> _SHORT EXERCISE_:
Provide the data again in its entirety, exactly as given.

** BEGIN INFORMATION SHOWN **

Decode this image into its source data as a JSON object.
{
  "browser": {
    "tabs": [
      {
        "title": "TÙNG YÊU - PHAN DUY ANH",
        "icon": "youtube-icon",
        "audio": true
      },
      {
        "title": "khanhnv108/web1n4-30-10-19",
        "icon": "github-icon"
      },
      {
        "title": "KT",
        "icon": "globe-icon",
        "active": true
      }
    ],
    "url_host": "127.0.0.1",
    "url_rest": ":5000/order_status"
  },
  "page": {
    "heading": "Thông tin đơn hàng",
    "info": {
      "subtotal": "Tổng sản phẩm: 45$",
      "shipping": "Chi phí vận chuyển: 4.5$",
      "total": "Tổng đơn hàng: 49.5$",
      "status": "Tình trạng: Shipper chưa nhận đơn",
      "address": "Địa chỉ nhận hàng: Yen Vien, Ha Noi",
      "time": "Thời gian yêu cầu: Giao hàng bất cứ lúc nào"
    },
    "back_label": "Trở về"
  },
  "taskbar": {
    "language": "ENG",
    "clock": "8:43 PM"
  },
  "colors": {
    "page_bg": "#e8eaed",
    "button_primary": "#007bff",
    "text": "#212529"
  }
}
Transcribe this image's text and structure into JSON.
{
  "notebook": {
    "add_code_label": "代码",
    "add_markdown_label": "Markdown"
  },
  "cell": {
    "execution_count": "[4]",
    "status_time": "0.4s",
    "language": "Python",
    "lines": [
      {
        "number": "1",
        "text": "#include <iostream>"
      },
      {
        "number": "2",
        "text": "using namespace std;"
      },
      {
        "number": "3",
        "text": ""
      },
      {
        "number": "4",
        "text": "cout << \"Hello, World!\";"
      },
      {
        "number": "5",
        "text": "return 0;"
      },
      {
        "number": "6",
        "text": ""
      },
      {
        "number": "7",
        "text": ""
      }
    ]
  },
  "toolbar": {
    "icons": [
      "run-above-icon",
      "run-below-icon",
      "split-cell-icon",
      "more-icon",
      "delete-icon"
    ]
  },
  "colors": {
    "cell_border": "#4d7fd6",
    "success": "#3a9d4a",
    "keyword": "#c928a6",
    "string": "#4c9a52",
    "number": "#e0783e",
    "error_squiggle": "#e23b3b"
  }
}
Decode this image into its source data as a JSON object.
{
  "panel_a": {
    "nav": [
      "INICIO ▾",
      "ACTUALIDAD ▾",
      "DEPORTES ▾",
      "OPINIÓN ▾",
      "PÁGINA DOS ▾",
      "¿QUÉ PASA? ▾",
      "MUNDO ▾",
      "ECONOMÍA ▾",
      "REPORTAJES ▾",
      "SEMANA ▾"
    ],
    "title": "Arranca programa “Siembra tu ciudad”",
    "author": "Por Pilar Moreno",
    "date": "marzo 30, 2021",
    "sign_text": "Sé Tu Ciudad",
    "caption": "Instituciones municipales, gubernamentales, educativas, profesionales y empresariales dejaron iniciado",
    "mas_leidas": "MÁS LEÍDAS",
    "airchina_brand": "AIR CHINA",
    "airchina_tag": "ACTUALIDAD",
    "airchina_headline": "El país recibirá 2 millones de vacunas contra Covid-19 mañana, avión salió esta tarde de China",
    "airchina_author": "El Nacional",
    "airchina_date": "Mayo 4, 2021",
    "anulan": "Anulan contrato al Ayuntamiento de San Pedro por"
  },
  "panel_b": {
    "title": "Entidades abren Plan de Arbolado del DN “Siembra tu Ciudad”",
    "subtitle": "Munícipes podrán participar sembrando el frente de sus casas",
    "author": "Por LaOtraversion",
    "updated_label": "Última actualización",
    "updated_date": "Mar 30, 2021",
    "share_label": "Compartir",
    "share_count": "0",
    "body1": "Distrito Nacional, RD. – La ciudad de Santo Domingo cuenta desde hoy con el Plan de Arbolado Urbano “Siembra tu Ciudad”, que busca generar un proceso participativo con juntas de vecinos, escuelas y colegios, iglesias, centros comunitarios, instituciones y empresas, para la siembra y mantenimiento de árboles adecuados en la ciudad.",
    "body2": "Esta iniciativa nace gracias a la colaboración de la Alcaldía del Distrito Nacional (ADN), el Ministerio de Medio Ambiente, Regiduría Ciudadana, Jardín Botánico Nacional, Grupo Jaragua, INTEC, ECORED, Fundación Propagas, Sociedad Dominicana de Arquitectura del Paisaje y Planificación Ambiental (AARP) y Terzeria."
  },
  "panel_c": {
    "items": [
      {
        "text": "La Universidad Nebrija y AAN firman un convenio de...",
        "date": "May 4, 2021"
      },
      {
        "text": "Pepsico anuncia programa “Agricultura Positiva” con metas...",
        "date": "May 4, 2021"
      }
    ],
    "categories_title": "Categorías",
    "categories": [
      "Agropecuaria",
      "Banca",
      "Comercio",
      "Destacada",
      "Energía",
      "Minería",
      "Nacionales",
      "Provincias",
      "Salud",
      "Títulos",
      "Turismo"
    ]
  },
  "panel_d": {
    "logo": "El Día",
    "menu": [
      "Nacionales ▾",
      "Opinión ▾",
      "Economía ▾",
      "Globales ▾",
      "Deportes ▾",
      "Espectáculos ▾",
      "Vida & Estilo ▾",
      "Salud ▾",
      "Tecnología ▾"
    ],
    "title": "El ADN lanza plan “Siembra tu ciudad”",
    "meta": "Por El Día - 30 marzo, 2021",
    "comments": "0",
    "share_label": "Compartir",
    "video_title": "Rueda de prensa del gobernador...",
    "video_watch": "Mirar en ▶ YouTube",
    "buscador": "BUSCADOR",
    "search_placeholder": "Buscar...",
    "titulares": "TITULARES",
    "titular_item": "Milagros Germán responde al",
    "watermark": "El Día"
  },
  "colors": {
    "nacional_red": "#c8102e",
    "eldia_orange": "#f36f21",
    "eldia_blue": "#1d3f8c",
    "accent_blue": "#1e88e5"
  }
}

** END INFORMATION SHOWN **

> _THE ANSWER_:
Decode this image into its source data as a JSON object.
{
  "browser": {
    "tabs": [
      {
        "title": "TÙNG YÊU - PHAN DUY ANH",
        "icon": "youtube-icon",
        "audio": true
      },
      {
        "title": "khanhnv108/web1n4-30-10-19",
        "icon": "github-icon"
      },
      {
        "title": "KT",
        "icon": "globe-icon",
        "active": true
      }
    ],
    "url_host": "127.0.0.1",
    "url_rest": ":5000/order_status"
  },
  "page": {
    "heading": "Thông tin đơn hàng",
    "info": {
      "subtotal": "Tổng sản phẩm: 45$",
      "shipping": "Chi phí vận chuyển: 4.5$",
      "total": "Tổng đơn hàng: 49.5$",
      "status": "Tình trạng: Shipper chưa nhận đơn",
      "address": "Địa chỉ nhận hàng: Yen Vien, Ha Noi",
      "time": "Thời gian yêu cầu: Giao hàng bất cứ lúc nào"
    },
    "back_label": "Trở về"
  },
  "taskbar": {
    "language": "ENG",
    "clock": "8:43 PM"
  },
  "colors": {
    "page_bg": "#e8eaed",
    "button_primary": "#007bff",
    "text": "#212529"
  }
}
Transcribe this image's text and structure into JSON.
{
  "notebook": {
    "add_code_label": "代码",
    "add_markdown_label": "Markdown"
  },
  "cell": {
    "execution_count": "[4]",
    "status_time": "0.4s",
    "language": "Python",
    "lines": [
      {
        "number": "1",
        "text": "#include <iostream>"
      },
      {
        "number": "2",
        "text": "using namespace std;"
      },
      {
        "number": "3",
        "text": ""
      },
      {
        "number": "4",
        "text": "cout << \"Hello, World!\";"
      },
      {
        "number": "5",
        "text": "return 0;"
      },
      {
        "number": "6",
        "text": ""
      },
      {
        "number": "7",
        "text": ""
      }
    ]
  },
  "toolbar": {
    "icons": [
      "run-above-icon",
      "run-below-icon",
      "split-cell-icon",
      "more-icon",
      "delete-icon"
    ]
  },
  "colors": {
    "cell_border": "#4d7fd6",
    "success": "#3a9d4a",
    "keyword": "#c928a6",
    "string": "#4c9a52",
    "number": "#e0783e",
    "error_squiggle": "#e23b3b"
  }
}
Decode this image into its source data as a JSON object.
{
  "panel_a": {
    "nav": [
      "INICIO ▾",
      "ACTUALIDAD ▾",
      "DEPORTES ▾",
      "OPINIÓN ▾",
      "PÁGINA DOS ▾",
      "¿QUÉ PASA? ▾",
      "MUNDO ▾",
      "ECONOMÍA ▾",
      "REPORTAJES ▾",
      "SEMANA ▾"
    ],
    "title": "Arranca programa “Siembra tu ciudad”",
    "author": "Por Pilar Moreno",
    "date": "marzo 30, 2021",
    "sign_text": "Sé Tu Ciudad",
    "caption": "Instituciones municipales, gubernamentales, educativas, profesionales y empresariales dejaron iniciado",
    "mas_leidas": "MÁS LEÍDAS",
    "airchina_brand": "AIR CHINA",
    "airchina_tag": "ACTUALIDAD",
    "airchina_headline": "El país recibirá 2 millones de vacunas contra Covid-19 mañana, avión salió esta tarde de China",
    "airchina_author": "El Nacional",
    "airchina_date": "Mayo 4, 2021",
    "anulan": "Anulan contrato al Ayuntamiento de San Pedro por"
  },
  "panel_b": {
    "title": "Entidades abren Plan de Arbolado del DN “Siembra tu Ciudad”",
    "subtitle": "Munícipes podrán participar sembrando el frente de sus casas",
    "author": "Por LaOtraversion",
    "updated_label": "Última actualización",
    "updated_date": "Mar 30, 2021",
    "share_label": "Compartir",
    "share_count": "0",
    "body1": "Distrito Nacional, RD. – La ciudad de Santo Domingo cuenta desde hoy con el Plan de Arbolado Urbano “Siembra tu Ciudad”, que busca generar un proceso participativo con juntas de vecinos, escuelas y colegios, iglesias, centros comunitarios, instituciones y empresas, para la siembra y mantenimiento de árboles adecuados en la ciudad.",
    "body2": "Esta iniciativa nace gracias a la colaboración de la Alcaldía del Distrito Nacional (ADN), el Ministerio de Medio Ambiente, Regiduría Ciudadana, Jardín Botánico Nacional, Grupo Jaragua, INTEC, ECORED, Fundación Propagas, Sociedad Dominicana de Arquitectura del Paisaje y Planificación Ambiental (AARP) y Terzeria."
  },
  "panel_c": {
    "items": [
      {
        "text": "La Universidad Nebrija y AAN firman un convenio de...",
        "date": "May 4, 2021"
      },
      {
        "text": "Pepsico anuncia programa “Agricultura Positiva” con metas...",
        "date": "May 4, 2021"
      }
    ],
    "categories_title": "Categorías",
    "categories": [
      "Agropecuaria",
      "Banca",
      "Comercio",
      "Destacada",
      "Energía",
      "Minería",
      "Nacionales",
      "Provincias",
      "Salud",
      "Títulos",
      "Turismo"
    ]
  },
  "panel_d": {
    "logo": "El Día",
    "menu": [
      "Nacionales ▾",
      "Opinión ▾",
      "Economía ▾",
      "Globales ▾",
      "Deportes ▾",
      "Espectáculos ▾",
      "Vida & Estilo ▾",
      "Salud ▾",
      "Tecnología ▾"
    ],
    "title": "El ADN lanza plan “Siembra tu ciudad”",
    "meta": "Por El Día - 30 marzo, 2021",
    "comments": "0",
    "share_label": "Compartir",
    "video_title": "Rueda de prensa del gobernador...",
    "video_watch": "Mirar en ▶ YouTube",
    "buscador": "BUSCADOR",
    "search_placeholder": "Buscar...",
    "titulares": "TITULARES",
    "titular_item": "Milagros Germán responde al",
    "watermark": "El Día"
  },
  "colors": {
    "nacional_red": "#c8102e",
    "eldia_orange": "#f36f21",
    "eldia_blue": "#1d3f8c",
    "accent_blue": "#1e88e5"
  }
}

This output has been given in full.